• **Task description**
Extract the text of every entry below exactly; leave images out.
** START Recorded information **
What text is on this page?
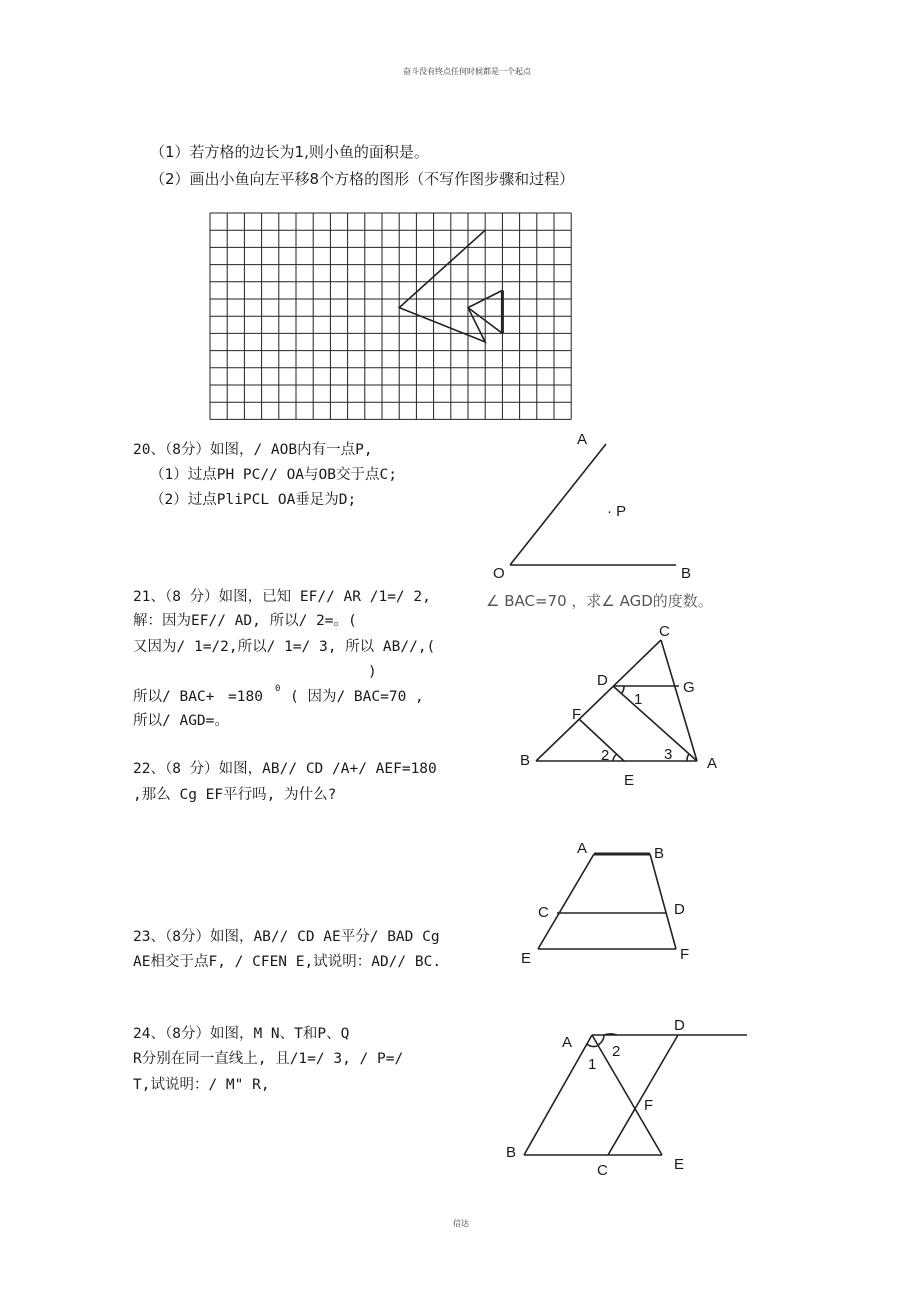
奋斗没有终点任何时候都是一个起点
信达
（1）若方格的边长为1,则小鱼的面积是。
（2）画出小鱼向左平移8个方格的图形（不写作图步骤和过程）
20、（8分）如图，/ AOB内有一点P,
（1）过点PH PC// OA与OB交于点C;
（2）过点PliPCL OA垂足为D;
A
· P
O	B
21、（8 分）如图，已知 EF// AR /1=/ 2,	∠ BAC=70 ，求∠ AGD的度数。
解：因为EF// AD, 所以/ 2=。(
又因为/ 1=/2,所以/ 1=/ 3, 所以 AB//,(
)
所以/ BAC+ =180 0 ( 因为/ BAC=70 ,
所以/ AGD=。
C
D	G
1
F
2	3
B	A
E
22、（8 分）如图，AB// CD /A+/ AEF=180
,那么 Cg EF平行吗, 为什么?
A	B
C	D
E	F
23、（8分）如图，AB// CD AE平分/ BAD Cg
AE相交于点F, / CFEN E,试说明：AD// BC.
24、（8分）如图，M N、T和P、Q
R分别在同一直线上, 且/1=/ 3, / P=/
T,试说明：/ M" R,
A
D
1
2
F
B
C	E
** END Recorded information **
• **Task output**
What text is on this page?
奋斗没有终点任何时候都是一个起点
信达
（1）若方格的边长为1,则小鱼的面积是。
（2）画出小鱼向左平移8个方格的图形（不写作图步骤和过程）
20、（8分）如图，/ AOB内有一点P,
（1）过点PH PC// OA与OB交于点C;
（2）过点PliPCL OA垂足为D;
A
· P
O	B
21、（8 分）如图，已知 EF// AR /1=/ 2,	∠ BAC=70 ，求∠ AGD的度数。
解：因为EF// AD, 所以/ 2=。(
又因为/ 1=/2,所以/ 1=/ 3, 所以 AB//,(
)
所以/ BAC+ =180 0 ( 因为/ BAC=70 ,
所以/ AGD=。
C
D	G
1
F
2	3
B	A
E
22、（8 分）如图，AB// CD /A+/ AEF=180
,那么 Cg EF平行吗, 为什么?
A	B
C	D
E	F
23、（8分）如图，AB// CD AE平分/ BAD Cg
AE相交于点F, / CFEN E,试说明：AD// BC.
24、（8分）如图，M N、T和P、Q
R分别在同一直线上, 且/1=/ 3, / P=/
T,试说明：/ M" R,
A
D
1
2
F
B
C	E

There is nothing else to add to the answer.